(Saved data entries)
## START

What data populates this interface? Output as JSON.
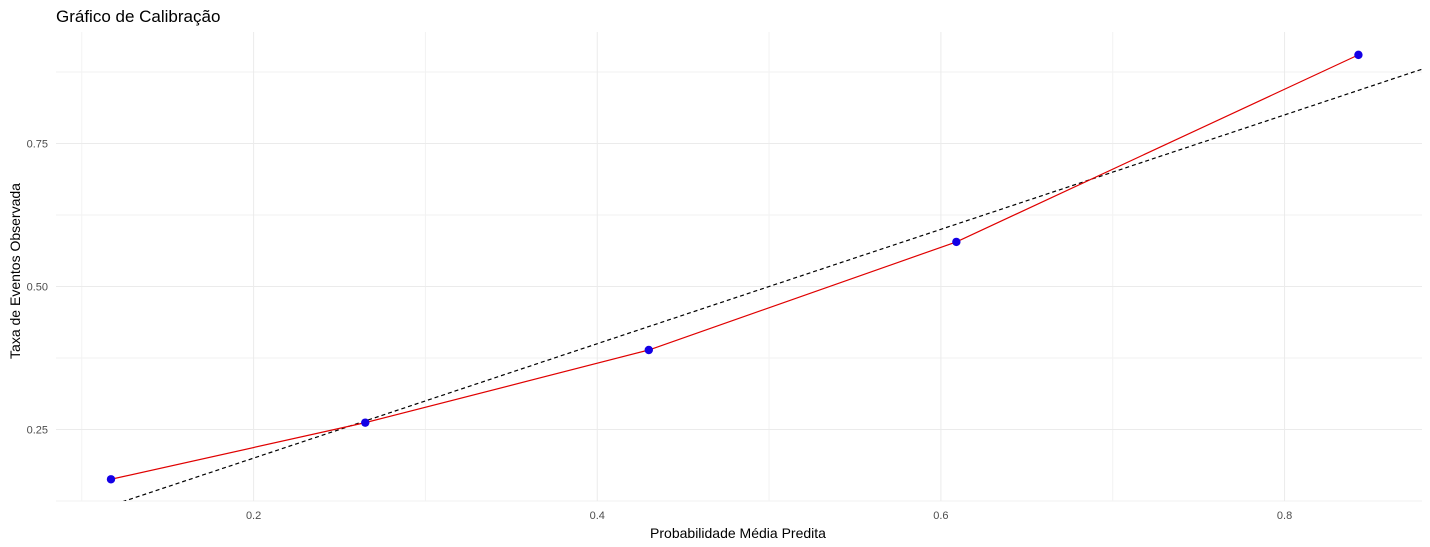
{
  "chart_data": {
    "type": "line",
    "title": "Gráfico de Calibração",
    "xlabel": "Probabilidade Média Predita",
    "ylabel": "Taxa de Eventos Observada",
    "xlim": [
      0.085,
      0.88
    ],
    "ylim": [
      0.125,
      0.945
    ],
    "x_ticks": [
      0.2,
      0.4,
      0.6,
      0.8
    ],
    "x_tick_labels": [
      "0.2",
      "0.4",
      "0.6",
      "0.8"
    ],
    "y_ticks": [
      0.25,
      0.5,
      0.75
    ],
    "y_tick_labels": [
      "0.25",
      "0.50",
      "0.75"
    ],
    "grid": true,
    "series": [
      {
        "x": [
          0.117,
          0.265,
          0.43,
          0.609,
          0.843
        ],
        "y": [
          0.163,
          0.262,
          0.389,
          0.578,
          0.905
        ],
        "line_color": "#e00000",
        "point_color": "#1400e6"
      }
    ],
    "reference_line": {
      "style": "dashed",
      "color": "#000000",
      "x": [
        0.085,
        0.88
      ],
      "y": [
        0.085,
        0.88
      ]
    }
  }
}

## END
## START

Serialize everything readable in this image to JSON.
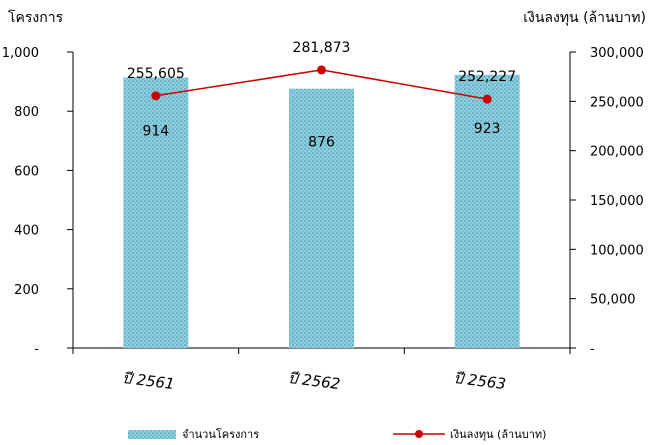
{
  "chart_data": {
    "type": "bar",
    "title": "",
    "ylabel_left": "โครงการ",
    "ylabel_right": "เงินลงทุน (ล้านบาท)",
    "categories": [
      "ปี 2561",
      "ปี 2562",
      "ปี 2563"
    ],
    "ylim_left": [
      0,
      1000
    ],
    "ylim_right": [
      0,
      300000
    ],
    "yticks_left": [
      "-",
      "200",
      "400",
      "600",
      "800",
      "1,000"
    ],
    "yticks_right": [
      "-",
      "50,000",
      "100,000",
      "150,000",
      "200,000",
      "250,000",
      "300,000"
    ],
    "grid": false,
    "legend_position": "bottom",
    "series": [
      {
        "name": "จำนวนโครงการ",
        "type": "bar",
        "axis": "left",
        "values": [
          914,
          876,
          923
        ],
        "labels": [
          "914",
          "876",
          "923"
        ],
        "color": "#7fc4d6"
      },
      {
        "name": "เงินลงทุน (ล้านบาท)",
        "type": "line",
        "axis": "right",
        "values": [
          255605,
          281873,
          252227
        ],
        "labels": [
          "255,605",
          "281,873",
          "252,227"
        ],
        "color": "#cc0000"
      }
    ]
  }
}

## END

■ What you need to do ■
Your reply is one number: how many lines of the records above contain the word "this".

■ Full solution ■
2